(Collected data)
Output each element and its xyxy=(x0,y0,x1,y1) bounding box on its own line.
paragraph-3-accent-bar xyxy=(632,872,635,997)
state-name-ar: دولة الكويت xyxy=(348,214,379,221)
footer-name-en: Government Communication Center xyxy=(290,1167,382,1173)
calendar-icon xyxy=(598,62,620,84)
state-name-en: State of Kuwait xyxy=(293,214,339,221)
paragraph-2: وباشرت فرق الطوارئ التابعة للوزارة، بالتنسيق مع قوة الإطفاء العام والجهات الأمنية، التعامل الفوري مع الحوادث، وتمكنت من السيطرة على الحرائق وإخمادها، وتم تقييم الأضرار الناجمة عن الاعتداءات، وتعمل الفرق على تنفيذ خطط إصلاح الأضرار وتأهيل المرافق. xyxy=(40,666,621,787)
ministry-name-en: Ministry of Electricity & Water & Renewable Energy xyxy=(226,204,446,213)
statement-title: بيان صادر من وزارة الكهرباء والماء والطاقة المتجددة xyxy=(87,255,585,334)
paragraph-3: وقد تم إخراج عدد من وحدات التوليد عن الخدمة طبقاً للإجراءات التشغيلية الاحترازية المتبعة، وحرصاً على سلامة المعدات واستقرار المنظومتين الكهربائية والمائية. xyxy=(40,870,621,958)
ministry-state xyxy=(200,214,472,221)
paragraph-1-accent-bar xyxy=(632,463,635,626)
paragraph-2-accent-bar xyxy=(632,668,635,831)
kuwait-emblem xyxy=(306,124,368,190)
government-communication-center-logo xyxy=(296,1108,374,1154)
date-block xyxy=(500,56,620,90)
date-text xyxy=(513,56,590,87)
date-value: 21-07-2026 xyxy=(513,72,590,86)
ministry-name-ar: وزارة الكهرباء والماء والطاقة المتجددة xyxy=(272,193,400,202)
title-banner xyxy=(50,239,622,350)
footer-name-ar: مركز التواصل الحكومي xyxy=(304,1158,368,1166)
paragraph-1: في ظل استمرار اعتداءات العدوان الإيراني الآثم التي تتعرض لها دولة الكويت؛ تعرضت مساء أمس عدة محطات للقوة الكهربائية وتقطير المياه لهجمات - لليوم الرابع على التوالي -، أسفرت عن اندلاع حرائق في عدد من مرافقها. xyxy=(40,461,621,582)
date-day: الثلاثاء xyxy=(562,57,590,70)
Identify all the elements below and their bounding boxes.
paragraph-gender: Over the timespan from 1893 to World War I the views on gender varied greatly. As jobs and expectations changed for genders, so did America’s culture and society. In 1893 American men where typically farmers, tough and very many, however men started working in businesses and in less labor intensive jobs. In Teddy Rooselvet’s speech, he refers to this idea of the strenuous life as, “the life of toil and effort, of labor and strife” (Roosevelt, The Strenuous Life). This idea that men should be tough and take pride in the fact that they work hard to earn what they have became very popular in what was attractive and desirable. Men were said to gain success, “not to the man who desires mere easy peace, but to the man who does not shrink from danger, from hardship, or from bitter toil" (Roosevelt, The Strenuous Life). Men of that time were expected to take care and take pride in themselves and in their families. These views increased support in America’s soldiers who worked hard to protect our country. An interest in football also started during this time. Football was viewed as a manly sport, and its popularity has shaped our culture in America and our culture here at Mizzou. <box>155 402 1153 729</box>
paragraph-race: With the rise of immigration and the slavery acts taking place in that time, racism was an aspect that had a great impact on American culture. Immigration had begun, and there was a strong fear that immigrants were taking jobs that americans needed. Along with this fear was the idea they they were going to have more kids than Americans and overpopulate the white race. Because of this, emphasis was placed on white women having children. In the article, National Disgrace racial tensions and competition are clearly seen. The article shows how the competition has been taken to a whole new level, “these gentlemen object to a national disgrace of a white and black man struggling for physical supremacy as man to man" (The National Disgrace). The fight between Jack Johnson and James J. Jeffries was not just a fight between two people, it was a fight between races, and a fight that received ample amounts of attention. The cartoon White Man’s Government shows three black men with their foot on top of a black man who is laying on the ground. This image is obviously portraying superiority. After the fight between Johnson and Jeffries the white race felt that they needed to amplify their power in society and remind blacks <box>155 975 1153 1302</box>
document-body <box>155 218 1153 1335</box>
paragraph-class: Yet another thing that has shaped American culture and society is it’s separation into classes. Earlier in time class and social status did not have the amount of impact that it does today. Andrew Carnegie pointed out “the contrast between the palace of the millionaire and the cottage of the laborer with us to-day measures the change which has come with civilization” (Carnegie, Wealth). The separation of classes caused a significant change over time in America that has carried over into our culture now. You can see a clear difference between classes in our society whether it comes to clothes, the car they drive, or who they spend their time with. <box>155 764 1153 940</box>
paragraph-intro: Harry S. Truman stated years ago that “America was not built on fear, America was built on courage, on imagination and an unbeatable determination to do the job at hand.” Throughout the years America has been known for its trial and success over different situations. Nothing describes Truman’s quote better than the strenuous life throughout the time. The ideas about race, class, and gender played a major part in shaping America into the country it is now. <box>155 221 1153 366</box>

#### [WORK REQUIRED]
Please format every line of the rows above as a numbered list, leaving out any blank lines.

#### [OUTPUT FOR THIS TASK]
1. Output each element and its xyxy=(x0,y0,x1,y1) bounding box on its own line.
2. paragraph-3-accent-bar xyxy=(632,872,635,997)
3. state-name-ar: دولة الكويت xyxy=(348,214,379,221)
4. footer-name-en: Government Communication Center xyxy=(290,1167,382,1173)
5. calendar-icon xyxy=(598,62,620,84)
6. state-name-en: State of Kuwait xyxy=(293,214,339,221)
7. paragraph-2: وباشرت فرق الطوارئ التابعة للوزارة، بالتنسيق مع قوة الإطفاء العام والجهات الأمنية، التعامل الفوري مع الحوادث، وتمكنت من السيطرة على الحرائق وإخمادها، وتم تقييم الأضرار الناجمة عن الاعتداءات، وتعمل الفرق على تنفيذ خطط إصلاح الأضرار وتأهيل المرافق. xyxy=(40,666,621,787)
8. ministry-name-en: Ministry of Electricity & Water & Renewable Energy xyxy=(226,204,446,213)
9. statement-title: بيان صادر من وزارة الكهرباء والماء والطاقة المتجددة xyxy=(87,255,585,334)
10. paragraph-3: وقد تم إخراج عدد من وحدات التوليد عن الخدمة طبقاً للإجراءات التشغيلية الاحترازية المتبعة، وحرصاً على سلامة المعدات واستقرار المنظومتين الكهربائية والمائية. xyxy=(40,870,621,958)
11. ministry-state xyxy=(200,214,472,221)
12. paragraph-1-accent-bar xyxy=(632,463,635,626)
13. paragraph-2-accent-bar xyxy=(632,668,635,831)
14. kuwait-emblem xyxy=(306,124,368,190)
15. government-communication-center-logo xyxy=(296,1108,374,1154)
16. date-block xyxy=(500,56,620,90)
17. date-text xyxy=(513,56,590,87)
18. date-value: 21-07-2026 xyxy=(513,72,590,86)
19. ministry-name-ar: وزارة الكهرباء والماء والطاقة المتجددة xyxy=(272,193,400,202)
20. title-banner xyxy=(50,239,622,350)
21. footer-name-ar: مركز التواصل الحكومي xyxy=(304,1158,368,1166)
22. paragraph-1: في ظل استمرار اعتداءات العدوان الإيراني الآثم التي تتعرض لها دولة الكويت؛ تعرضت مساء أمس عدة محطات للقوة الكهربائية وتقطير المياه لهجمات - لليوم الرابع على التوالي -، أسفرت عن اندلاع حرائق في عدد من مرافقها. xyxy=(40,461,621,582)
23. date-day: الثلاثاء xyxy=(562,57,590,70)
24. Identify all the elements below and their bounding boxes.
25. paragraph-gender: Over the timespan from 1893 to World War I the views on gender varied greatly. As jobs and expectations changed for genders, so did America’s culture and society. In 1893 American men where typically farmers, tough and very many, however men started working in businesses and in less labor intensive jobs. In Teddy Rooselvet’s speech, he refers to this idea of the strenuous life as, “the life of toil and effort, of labor and strife” (Roosevelt, The Strenuous Life). This idea that men should be tough and take pride in the fact that they work hard to earn what they have became very popular in what was attractive and desirable. Men were said to gain success, “not to the man who desires mere easy peace, but to the man who does not shrink from danger, from hardship, or from bitter toil" (Roosevelt, The Strenuous Life). Men of that time were expected to take care and take pride in themselves and in their families. These views increased support in America’s soldiers who worked hard to protect our country. An interest in football also started during this time. Football was viewed as a manly sport, and its popularity has shaped our culture in America and our culture here at Mizzou. <box>155 402 1153 729</box>
26. paragraph-race: With the rise of immigration and the slavery acts taking place in that time, racism was an aspect that had a great impact on American culture. Immigration had begun, and there was a strong fear that immigrants were taking jobs that americans needed. Along with this fear was the idea they they were going to have more kids than Americans and overpopulate the white race. Because of this, emphasis was placed on white women having children. In the article, National Disgrace racial tensions and competition are clearly seen. The article shows how the competition has been taken to a whole new level, “these gentlemen object to a national disgrace of a white and black man struggling for physical supremacy as man to man" (The National Disgrace). The fight between Jack Johnson and James J. Jeffries was not just a fight between two people, it was a fight between races, and a fight that received ample amounts of attention. The cartoon White Man’s Government shows three black men with their foot on top of a black man who is laying on the ground. This image is obviously portraying superiority. After the fight between Johnson and Jeffries the white race felt that they needed to amplify their power in society and remind blacks <box>155 975 1153 1302</box>
27. document-body <box>155 218 1153 1335</box>
28. paragraph-class: Yet another thing that has shaped American culture and society is it’s separation into classes. Earlier in time class and social status did not have the amount of impact that it does today. Andrew Carnegie pointed out “the contrast between the palace of the millionaire and the cottage of the laborer with us to-day measures the change which has come with civilization” (Carnegie, Wealth). The separation of classes caused a significant change over time in America that has carried over into our culture now. You can see a clear difference between classes in our society whether it comes to clothes, the car they drive, or who they spend their time with. <box>155 764 1153 940</box>
29. paragraph-intro: Harry S. Truman stated years ago that “America was not built on fear, America was built on courage, on imagination and an unbeatable determination to do the job at hand.” Throughout the years America has been known for its trial and success over different situations. Nothing describes Truman’s quote better than the strenuous life throughout the time. The ideas about race, class, and gender played a major part in shaping America into the country it is now. <box>155 221 1153 366</box>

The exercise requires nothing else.